## INSTRUCTION
The listing below should be written out exactly; please include all of it.

>> START AVAILABLE RECORDS

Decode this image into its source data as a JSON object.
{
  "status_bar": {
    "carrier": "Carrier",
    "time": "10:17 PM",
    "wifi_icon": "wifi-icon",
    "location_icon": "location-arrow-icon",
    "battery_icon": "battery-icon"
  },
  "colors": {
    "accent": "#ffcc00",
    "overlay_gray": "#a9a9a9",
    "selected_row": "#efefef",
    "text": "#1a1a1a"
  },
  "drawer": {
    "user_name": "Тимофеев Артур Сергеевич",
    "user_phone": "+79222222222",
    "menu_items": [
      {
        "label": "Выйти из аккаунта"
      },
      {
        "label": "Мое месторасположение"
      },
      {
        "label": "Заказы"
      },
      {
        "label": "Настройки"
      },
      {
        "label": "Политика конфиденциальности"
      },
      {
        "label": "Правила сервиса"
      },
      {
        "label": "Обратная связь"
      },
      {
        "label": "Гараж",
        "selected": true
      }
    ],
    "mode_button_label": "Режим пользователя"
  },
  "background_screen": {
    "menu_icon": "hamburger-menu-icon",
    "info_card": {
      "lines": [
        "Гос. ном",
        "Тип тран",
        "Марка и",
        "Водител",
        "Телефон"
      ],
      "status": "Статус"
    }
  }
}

>> END AVAILABLE RECORDS

## EXERCISE ANSWER
Decode this image into its source data as a JSON object.
{
  "status_bar": {
    "carrier": "Carrier",
    "time": "10:17 PM",
    "wifi_icon": "wifi-icon",
    "location_icon": "location-arrow-icon",
    "battery_icon": "battery-icon"
  },
  "colors": {
    "accent": "#ffcc00",
    "overlay_gray": "#a9a9a9",
    "selected_row": "#efefef",
    "text": "#1a1a1a"
  },
  "drawer": {
    "user_name": "Тимофеев Артур Сергеевич",
    "user_phone": "+79222222222",
    "menu_items": [
      {
        "label": "Выйти из аккаунта"
      },
      {
        "label": "Мое месторасположение"
      },
      {
        "label": "Заказы"
      },
      {
        "label": "Настройки"
      },
      {
        "label": "Политика конфиденциальности"
      },
      {
        "label": "Правила сервиса"
      },
      {
        "label": "Обратная связь"
      },
      {
        "label": "Гараж",
        "selected": true
      }
    ],
    "mode_button_label": "Режим пользователя"
  },
  "background_screen": {
    "menu_icon": "hamburger-menu-icon",
    "info_card": {
      "lines": [
        "Гос. ном",
        "Тип тран",
        "Марка и",
        "Водител",
        "Телефон"
      ],
      "status": "Статус"
    }
  }
}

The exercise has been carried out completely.